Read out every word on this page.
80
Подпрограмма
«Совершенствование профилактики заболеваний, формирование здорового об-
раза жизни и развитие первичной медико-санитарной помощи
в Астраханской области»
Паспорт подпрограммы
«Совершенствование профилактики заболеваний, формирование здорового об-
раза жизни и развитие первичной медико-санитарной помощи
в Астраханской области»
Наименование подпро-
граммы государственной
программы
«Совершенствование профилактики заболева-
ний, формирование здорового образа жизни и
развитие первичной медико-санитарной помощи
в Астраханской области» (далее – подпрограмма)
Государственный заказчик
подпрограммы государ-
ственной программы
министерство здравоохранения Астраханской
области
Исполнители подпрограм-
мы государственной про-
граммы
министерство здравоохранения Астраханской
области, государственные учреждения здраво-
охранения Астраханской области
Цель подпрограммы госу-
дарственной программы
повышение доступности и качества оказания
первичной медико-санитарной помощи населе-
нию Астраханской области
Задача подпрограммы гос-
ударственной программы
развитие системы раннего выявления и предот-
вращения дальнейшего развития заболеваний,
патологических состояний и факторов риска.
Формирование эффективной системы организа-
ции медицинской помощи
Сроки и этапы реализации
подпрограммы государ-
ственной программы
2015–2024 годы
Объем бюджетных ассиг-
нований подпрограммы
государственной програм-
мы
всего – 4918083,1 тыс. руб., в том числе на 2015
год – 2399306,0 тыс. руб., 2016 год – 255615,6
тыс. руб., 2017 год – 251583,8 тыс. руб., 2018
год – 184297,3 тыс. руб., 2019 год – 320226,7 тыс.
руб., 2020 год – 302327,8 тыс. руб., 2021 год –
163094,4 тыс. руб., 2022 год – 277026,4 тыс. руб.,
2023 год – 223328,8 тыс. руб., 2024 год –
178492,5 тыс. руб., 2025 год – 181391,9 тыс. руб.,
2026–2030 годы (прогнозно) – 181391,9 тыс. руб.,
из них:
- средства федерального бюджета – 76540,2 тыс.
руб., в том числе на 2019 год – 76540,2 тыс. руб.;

## [The exercise]
Transcribe the data. Leave every line exactly as it is.

## [Completed task]
Read out every word on this page.
80
Подпрограмма
«Совершенствование профилактики заболеваний, формирование здорового об-
раза жизни и развитие первичной медико-санитарной помощи
в Астраханской области»
Паспорт подпрограммы
«Совершенствование профилактики заболеваний, формирование здорового об-
раза жизни и развитие первичной медико-санитарной помощи
в Астраханской области»
Наименование подпро-
граммы государственной
программы
«Совершенствование профилактики заболева-
ний, формирование здорового образа жизни и
развитие первичной медико-санитарной помощи
в Астраханской области» (далее – подпрограмма)
Государственный заказчик
подпрограммы государ-
ственной программы
министерство здравоохранения Астраханской
области
Исполнители подпрограм-
мы государственной про-
граммы
министерство здравоохранения Астраханской
области, государственные учреждения здраво-
охранения Астраханской области
Цель подпрограммы госу-
дарственной программы
повышение доступности и качества оказания
первичной медико-санитарной помощи населе-
нию Астраханской области
Задача подпрограммы гос-
ударственной программы
развитие системы раннего выявления и предот-
вращения дальнейшего развития заболеваний,
патологических состояний и факторов риска.
Формирование эффективной системы организа-
ции медицинской помощи
Сроки и этапы реализации
подпрограммы государ-
ственной программы
2015–2024 годы
Объем бюджетных ассиг-
нований подпрограммы
государственной програм-
мы
всего – 4918083,1 тыс. руб., в том числе на 2015
год – 2399306,0 тыс. руб., 2016 год – 255615,6
тыс. руб., 2017 год – 251583,8 тыс. руб., 2018
год – 184297,3 тыс. руб., 2019 год – 320226,7 тыс.
руб., 2020 год – 302327,8 тыс. руб., 2021 год –
163094,4 тыс. руб., 2022 год – 277026,4 тыс. руб.,
2023 год – 223328,8 тыс. руб., 2024 год –
178492,5 тыс. руб., 2025 год – 181391,9 тыс. руб.,
2026–2030 годы (прогнозно) – 181391,9 тыс. руб.,
из них:
- средства федерального бюджета – 76540,2 тыс.
руб., в том числе на 2019 год – 76540,2 тыс. руб.;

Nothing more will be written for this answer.